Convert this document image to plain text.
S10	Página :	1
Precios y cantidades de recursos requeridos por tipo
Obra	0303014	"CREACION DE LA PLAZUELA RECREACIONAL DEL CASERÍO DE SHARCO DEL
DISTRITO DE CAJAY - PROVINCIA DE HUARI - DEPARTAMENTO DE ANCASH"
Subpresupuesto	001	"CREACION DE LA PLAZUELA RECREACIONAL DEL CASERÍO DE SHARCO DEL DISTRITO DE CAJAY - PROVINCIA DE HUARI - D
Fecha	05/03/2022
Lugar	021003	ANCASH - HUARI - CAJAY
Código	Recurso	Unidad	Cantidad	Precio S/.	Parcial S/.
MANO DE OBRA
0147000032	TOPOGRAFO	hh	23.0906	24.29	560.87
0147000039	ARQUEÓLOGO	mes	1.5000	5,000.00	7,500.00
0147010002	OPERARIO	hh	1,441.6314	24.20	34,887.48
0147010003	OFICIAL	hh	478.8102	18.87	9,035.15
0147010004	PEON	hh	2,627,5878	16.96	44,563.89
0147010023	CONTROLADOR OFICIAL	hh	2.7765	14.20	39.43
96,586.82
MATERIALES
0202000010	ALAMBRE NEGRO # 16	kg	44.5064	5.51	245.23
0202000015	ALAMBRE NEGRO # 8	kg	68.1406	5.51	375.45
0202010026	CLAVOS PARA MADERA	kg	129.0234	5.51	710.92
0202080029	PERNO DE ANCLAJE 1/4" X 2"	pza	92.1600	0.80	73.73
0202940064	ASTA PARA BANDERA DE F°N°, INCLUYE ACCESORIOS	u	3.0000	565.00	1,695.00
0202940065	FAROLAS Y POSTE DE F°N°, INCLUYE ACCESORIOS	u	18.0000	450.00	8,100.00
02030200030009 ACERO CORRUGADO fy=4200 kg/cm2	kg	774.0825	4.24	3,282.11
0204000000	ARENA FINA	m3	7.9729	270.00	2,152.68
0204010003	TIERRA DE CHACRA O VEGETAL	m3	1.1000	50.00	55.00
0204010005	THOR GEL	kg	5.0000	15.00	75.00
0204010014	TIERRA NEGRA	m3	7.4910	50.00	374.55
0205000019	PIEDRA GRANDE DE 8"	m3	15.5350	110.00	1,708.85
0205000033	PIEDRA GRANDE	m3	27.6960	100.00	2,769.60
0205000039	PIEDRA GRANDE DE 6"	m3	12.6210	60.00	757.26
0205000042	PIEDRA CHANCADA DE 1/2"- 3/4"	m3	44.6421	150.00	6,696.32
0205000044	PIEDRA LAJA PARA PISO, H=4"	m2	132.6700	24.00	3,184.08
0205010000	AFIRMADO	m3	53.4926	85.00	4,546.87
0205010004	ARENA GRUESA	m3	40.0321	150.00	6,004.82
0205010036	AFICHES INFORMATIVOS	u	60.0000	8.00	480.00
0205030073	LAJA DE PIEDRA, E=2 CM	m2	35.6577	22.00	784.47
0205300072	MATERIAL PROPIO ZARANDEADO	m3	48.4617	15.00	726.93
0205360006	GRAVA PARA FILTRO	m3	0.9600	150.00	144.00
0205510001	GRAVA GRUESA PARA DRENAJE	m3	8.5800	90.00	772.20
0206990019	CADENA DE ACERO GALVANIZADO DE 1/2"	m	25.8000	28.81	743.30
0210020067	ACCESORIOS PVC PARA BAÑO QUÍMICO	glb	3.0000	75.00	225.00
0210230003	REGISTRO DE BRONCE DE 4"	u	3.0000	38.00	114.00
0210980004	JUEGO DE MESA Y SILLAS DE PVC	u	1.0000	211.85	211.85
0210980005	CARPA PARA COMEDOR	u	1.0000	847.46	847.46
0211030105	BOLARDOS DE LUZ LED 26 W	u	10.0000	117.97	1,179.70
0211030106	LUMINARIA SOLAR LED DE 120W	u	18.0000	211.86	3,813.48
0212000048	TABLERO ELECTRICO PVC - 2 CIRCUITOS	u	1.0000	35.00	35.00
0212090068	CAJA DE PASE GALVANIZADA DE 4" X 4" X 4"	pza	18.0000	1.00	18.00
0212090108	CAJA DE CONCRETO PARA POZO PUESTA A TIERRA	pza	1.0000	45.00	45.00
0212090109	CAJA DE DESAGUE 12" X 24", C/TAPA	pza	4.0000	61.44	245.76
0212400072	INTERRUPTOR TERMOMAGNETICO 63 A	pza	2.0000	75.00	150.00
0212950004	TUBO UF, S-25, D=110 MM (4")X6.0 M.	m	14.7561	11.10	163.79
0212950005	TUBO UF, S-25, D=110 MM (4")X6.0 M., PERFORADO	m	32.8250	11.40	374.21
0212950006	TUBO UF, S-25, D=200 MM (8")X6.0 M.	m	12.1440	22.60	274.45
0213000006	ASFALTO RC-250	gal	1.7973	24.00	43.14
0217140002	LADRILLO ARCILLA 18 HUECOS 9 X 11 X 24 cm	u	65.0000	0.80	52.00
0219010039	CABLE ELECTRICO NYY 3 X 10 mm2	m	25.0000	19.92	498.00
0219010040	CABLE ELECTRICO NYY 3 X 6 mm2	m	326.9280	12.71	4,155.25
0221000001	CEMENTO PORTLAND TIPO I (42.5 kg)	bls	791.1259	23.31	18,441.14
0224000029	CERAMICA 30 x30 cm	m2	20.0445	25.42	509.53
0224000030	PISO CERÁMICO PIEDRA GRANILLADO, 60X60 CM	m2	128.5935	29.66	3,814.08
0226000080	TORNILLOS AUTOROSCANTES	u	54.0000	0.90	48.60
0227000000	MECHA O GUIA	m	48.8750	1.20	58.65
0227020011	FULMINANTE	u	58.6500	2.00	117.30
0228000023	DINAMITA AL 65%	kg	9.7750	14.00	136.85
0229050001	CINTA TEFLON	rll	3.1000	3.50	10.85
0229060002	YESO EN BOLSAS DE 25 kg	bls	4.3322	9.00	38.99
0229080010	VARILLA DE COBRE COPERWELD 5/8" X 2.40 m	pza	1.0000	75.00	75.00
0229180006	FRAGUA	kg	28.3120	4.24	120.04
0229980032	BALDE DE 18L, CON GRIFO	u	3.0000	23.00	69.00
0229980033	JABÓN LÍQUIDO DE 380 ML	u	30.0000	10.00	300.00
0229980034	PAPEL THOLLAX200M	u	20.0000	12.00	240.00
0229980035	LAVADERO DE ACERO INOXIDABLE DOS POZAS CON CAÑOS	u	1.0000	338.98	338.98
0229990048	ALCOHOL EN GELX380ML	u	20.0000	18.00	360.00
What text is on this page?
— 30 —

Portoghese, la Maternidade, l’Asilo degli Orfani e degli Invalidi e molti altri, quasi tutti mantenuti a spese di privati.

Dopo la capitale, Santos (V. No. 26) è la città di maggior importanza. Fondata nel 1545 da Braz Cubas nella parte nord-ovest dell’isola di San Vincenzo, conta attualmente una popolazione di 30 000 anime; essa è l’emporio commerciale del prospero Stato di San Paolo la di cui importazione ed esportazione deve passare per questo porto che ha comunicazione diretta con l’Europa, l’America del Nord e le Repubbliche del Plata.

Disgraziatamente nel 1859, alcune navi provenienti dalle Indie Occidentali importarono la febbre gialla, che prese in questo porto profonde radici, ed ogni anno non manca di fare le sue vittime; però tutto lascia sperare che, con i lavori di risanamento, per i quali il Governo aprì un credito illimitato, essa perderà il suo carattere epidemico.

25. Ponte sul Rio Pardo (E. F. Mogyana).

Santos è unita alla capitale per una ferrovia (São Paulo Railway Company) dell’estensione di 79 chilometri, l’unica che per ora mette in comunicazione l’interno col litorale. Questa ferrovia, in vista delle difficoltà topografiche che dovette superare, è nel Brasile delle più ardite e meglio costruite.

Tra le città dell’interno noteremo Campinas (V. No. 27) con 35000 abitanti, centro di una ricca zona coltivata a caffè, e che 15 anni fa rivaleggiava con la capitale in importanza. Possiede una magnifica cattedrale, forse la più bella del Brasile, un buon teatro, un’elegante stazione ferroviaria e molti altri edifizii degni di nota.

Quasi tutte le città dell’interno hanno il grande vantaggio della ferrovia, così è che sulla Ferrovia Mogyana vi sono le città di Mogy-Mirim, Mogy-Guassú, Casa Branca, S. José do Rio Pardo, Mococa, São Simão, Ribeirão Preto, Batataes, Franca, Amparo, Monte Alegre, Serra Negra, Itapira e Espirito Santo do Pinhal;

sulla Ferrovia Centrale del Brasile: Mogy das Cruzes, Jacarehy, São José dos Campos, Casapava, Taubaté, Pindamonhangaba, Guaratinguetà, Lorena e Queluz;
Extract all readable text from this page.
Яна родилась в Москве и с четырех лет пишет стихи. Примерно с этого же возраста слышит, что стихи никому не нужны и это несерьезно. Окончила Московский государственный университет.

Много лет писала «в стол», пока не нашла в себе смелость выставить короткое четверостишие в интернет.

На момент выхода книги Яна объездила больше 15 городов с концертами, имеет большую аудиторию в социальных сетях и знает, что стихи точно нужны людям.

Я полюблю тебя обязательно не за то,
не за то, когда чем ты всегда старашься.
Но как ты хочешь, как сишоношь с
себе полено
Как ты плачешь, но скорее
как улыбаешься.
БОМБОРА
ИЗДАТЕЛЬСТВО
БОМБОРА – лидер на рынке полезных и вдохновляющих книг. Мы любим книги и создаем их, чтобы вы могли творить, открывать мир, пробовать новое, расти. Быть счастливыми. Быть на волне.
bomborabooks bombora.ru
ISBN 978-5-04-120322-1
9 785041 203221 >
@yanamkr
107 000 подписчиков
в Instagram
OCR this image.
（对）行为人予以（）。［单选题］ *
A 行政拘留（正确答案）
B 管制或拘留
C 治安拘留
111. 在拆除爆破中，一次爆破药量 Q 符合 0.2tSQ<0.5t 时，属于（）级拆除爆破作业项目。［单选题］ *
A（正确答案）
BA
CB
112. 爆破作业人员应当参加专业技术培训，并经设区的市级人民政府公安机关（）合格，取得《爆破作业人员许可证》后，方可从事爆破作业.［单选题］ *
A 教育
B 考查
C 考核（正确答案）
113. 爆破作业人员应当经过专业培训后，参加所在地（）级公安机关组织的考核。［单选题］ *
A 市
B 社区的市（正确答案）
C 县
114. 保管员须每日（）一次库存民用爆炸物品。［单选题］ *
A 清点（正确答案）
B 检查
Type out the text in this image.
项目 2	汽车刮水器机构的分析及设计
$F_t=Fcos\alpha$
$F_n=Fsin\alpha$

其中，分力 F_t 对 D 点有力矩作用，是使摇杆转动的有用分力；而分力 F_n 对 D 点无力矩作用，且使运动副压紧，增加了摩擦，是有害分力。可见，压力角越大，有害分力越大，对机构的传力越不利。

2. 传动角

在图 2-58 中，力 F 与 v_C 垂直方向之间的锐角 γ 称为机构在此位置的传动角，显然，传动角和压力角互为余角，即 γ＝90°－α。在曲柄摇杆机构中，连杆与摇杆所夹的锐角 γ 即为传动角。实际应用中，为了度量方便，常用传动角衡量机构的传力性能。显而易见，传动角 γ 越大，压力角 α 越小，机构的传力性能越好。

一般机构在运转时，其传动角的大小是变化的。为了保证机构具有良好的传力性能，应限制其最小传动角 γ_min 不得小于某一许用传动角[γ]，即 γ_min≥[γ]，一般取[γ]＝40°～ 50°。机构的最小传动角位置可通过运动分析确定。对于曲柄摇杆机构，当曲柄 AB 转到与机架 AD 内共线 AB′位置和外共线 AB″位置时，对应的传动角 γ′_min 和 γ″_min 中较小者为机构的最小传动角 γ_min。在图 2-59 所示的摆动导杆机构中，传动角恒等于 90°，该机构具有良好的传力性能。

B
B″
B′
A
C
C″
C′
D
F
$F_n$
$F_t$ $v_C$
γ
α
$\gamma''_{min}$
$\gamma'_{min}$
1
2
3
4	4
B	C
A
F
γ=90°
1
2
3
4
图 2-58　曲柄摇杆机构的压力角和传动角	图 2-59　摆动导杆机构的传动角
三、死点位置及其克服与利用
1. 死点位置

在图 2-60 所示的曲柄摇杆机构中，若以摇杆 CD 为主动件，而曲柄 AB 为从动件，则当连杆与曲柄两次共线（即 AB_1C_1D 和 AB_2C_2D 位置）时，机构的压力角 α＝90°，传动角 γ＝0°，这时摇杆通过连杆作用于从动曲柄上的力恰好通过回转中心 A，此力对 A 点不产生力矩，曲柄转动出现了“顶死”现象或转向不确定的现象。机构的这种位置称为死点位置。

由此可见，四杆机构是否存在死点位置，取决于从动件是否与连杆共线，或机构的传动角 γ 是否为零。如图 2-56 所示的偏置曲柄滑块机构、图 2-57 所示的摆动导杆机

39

**Stated goal:**
Look through the entries above and list every line containing "PROVINCIA".

**Worked answer:**
DISTRITO DE CAJAY - PROVINCIA DE HUARI - DEPARTAMENTO DE ANCASH"
Subpresupuesto	001	"CREACION DE LA PLAZUELA RECREACIONAL DEL CASERÍO DE SHARCO DEL DISTRITO DE CAJAY - PROVINCIA DE HUARI - D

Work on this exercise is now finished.